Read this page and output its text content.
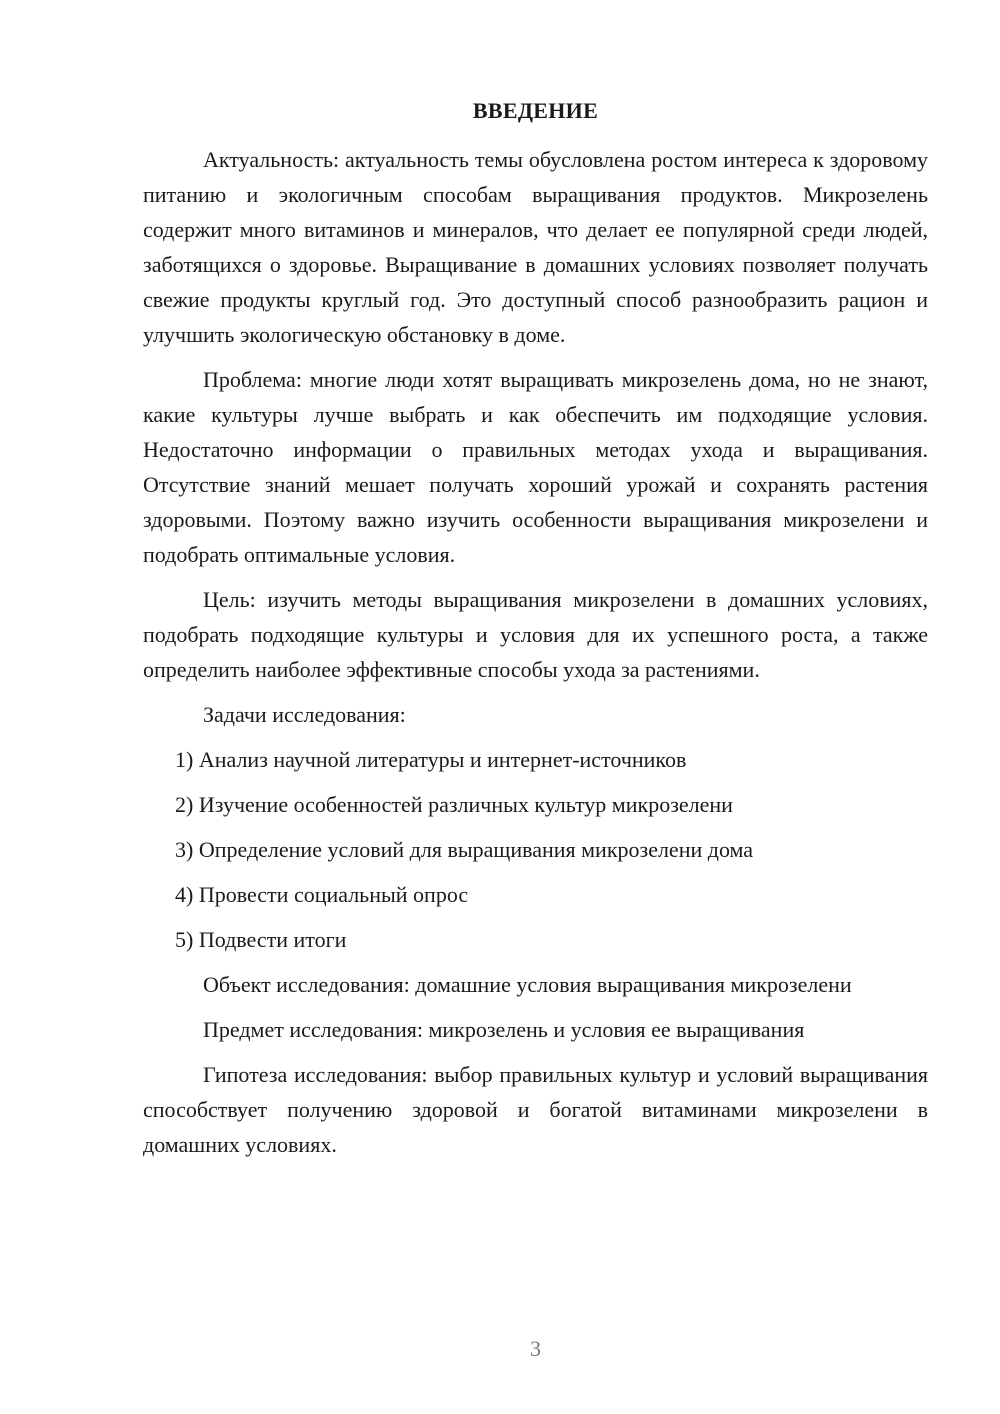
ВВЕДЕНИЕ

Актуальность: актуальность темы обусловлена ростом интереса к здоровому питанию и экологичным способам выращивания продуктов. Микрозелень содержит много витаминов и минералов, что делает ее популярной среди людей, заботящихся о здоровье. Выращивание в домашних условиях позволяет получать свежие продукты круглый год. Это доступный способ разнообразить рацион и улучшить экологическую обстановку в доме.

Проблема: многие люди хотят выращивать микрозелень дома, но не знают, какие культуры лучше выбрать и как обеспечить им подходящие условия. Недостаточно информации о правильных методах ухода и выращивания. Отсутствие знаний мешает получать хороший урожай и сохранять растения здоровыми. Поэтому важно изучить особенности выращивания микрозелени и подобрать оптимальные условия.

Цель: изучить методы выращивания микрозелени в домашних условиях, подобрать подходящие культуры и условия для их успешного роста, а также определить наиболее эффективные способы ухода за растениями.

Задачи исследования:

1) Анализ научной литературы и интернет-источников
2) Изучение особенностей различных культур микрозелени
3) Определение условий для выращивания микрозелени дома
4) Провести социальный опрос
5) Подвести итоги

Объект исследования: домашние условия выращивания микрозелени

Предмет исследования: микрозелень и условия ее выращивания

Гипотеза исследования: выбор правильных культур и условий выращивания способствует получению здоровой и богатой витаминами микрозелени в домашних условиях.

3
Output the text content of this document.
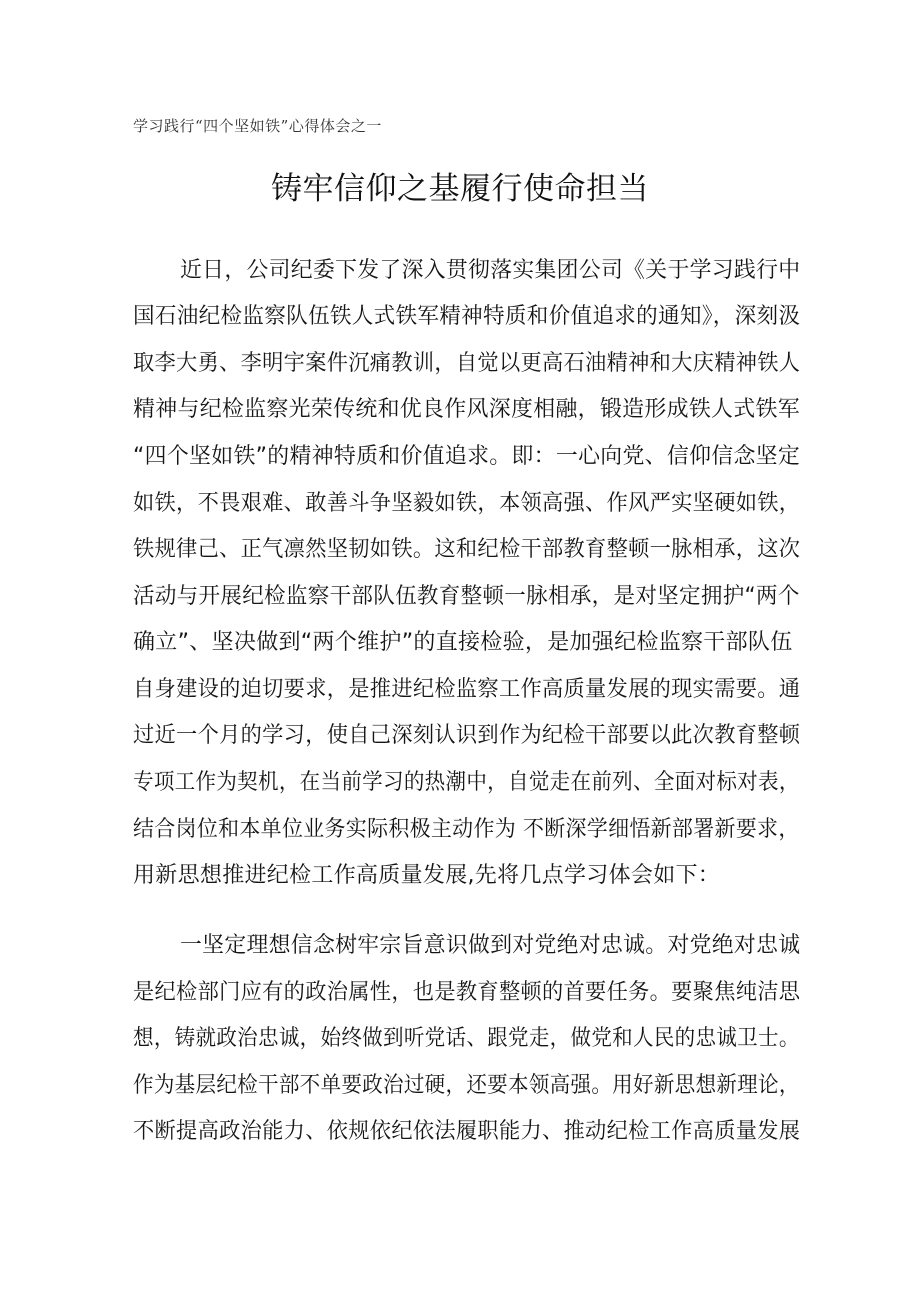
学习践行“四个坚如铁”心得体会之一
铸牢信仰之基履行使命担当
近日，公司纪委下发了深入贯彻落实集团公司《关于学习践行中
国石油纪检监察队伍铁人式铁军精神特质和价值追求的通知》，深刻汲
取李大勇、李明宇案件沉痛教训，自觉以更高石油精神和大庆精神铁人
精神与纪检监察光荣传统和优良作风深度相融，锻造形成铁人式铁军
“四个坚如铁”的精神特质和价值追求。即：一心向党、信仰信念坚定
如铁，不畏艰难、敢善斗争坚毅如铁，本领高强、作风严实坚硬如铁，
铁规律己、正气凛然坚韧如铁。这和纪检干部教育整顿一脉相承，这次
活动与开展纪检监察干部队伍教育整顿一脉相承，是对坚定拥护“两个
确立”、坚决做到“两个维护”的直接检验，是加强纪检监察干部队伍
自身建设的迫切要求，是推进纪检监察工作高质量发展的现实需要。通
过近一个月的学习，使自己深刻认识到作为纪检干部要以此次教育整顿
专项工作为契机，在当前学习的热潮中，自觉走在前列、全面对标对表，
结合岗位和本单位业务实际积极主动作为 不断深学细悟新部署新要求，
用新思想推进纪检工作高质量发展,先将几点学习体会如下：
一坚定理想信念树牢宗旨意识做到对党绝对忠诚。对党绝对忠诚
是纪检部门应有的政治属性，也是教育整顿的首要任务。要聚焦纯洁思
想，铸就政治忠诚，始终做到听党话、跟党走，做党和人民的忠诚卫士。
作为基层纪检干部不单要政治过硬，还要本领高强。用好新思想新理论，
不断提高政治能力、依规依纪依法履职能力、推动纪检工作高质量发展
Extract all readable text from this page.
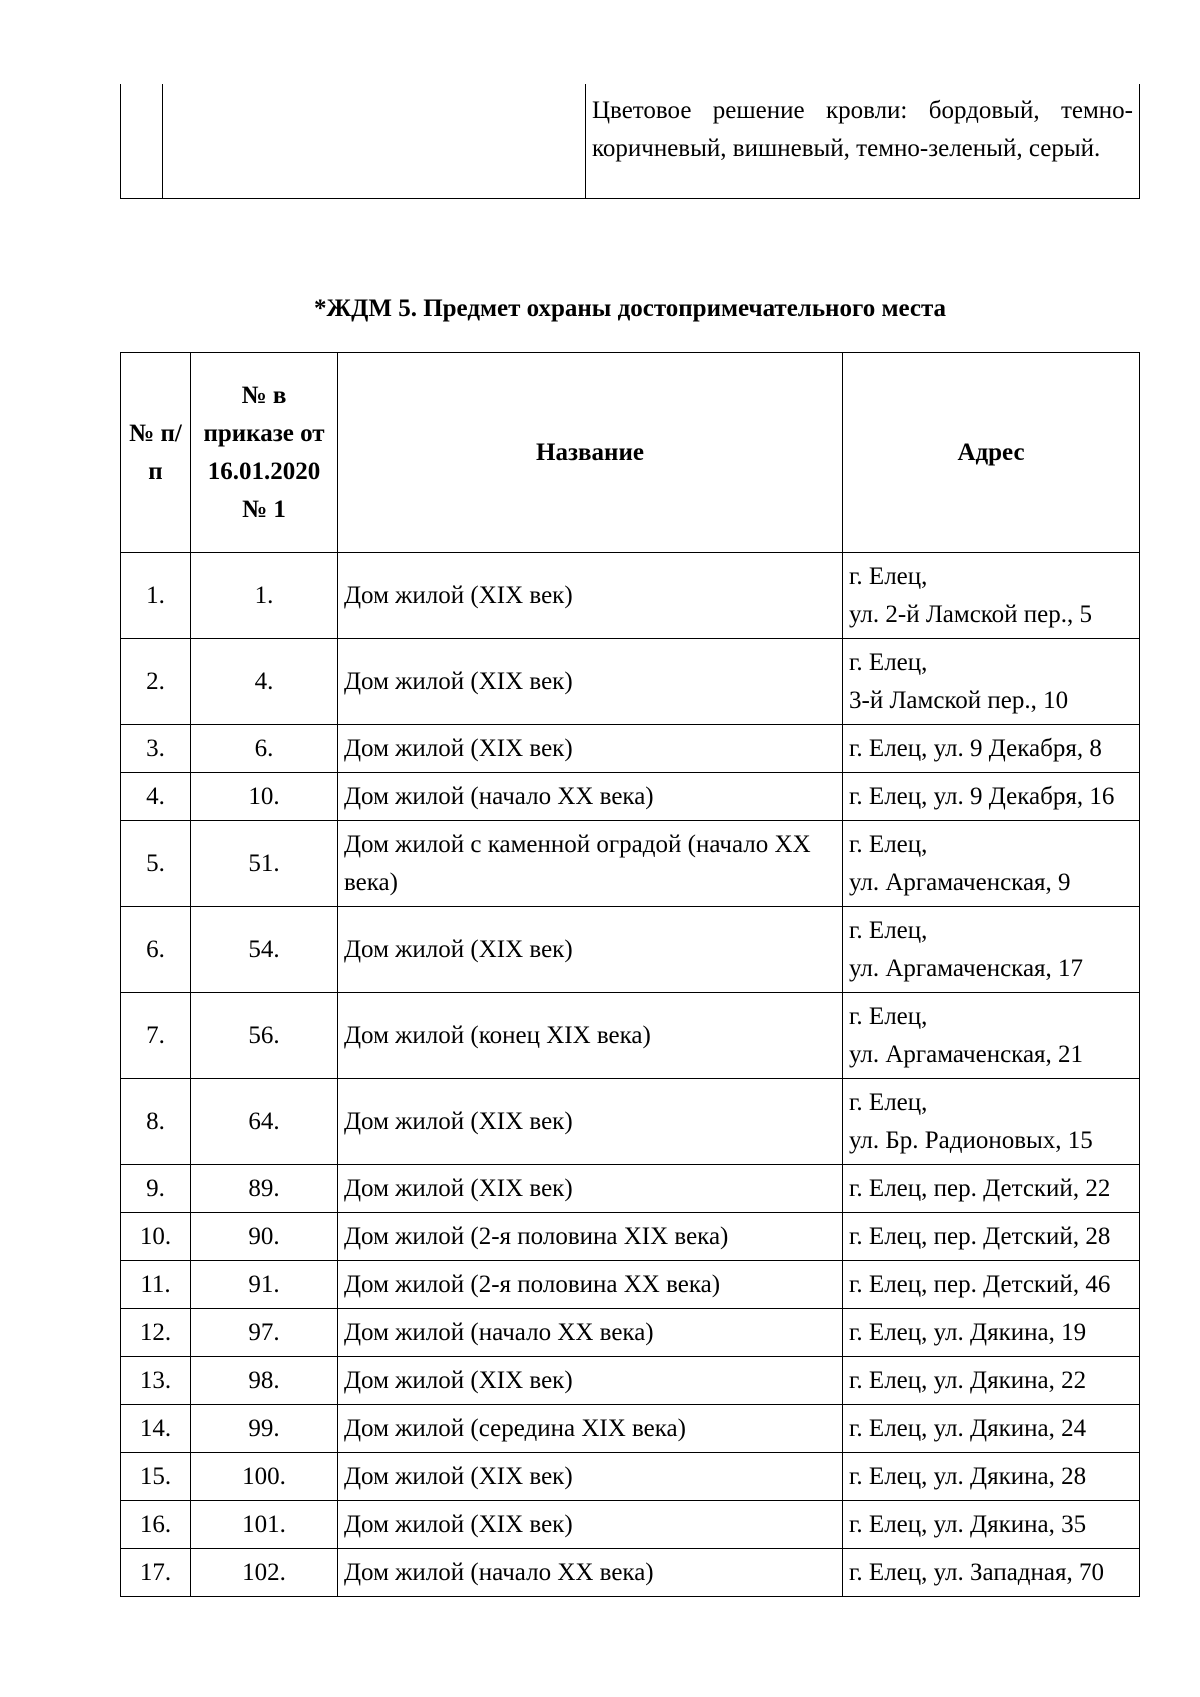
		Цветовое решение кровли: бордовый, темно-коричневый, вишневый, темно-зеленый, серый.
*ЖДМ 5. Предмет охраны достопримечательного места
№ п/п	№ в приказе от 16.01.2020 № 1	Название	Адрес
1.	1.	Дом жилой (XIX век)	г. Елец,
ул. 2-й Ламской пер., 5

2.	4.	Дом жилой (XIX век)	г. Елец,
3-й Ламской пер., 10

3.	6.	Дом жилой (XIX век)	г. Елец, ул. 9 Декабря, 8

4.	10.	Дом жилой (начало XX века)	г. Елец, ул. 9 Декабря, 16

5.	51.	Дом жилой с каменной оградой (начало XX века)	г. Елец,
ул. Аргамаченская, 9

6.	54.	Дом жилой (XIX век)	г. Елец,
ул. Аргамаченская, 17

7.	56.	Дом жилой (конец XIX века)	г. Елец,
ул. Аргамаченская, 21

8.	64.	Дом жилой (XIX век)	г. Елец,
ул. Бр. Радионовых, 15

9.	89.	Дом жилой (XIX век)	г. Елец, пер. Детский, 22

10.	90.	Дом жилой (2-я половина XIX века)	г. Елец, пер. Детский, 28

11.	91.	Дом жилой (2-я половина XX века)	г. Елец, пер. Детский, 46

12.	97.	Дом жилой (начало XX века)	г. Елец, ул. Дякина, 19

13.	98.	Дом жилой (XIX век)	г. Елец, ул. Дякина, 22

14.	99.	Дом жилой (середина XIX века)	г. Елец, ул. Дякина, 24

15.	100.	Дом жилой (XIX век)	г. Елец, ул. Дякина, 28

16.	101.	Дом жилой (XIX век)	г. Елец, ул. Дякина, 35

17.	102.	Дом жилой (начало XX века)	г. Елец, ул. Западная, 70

--------------------

Task requirements: Check each line of the data above for the word "text" and say how many lines contain it, giving nothing besides the number.

Result: 3